Task requirements:
Scan the records for the word "жоғары". Copy each line that includes it.

[Start Records to use]

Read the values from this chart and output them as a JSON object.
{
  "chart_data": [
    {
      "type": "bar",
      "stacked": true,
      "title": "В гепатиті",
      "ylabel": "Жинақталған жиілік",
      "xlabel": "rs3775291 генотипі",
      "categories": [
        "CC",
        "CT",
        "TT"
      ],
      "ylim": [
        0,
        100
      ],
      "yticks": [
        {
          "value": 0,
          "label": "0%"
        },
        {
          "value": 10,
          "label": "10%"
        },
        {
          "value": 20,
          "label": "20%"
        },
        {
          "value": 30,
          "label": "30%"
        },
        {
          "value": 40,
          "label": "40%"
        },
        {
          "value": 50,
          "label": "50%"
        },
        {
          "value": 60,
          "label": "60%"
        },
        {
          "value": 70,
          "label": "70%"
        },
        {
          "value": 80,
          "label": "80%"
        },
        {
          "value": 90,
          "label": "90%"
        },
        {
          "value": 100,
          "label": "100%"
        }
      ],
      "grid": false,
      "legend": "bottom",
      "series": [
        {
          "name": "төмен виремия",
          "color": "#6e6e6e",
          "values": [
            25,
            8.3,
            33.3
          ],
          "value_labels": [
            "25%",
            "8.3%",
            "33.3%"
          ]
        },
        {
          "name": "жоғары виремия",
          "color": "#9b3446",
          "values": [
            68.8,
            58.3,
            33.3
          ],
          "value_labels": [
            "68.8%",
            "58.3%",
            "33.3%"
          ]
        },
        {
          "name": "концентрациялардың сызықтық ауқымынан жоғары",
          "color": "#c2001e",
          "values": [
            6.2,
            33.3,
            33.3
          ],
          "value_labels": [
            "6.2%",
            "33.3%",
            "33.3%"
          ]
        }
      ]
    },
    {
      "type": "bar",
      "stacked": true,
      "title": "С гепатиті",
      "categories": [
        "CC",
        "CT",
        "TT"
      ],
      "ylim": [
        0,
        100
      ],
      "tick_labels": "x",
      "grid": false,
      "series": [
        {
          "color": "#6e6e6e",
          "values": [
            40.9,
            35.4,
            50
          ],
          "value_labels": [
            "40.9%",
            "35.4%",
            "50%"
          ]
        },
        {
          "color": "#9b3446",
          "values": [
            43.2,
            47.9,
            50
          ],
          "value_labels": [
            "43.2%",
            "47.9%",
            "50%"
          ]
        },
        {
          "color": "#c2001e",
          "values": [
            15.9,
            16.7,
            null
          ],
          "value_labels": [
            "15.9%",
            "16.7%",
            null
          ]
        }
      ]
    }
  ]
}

[End Records to use]

Solution:
          "name": "жоғары виремия",
          "name": "концентрациялардың сызықтық ауқымынан жоғары",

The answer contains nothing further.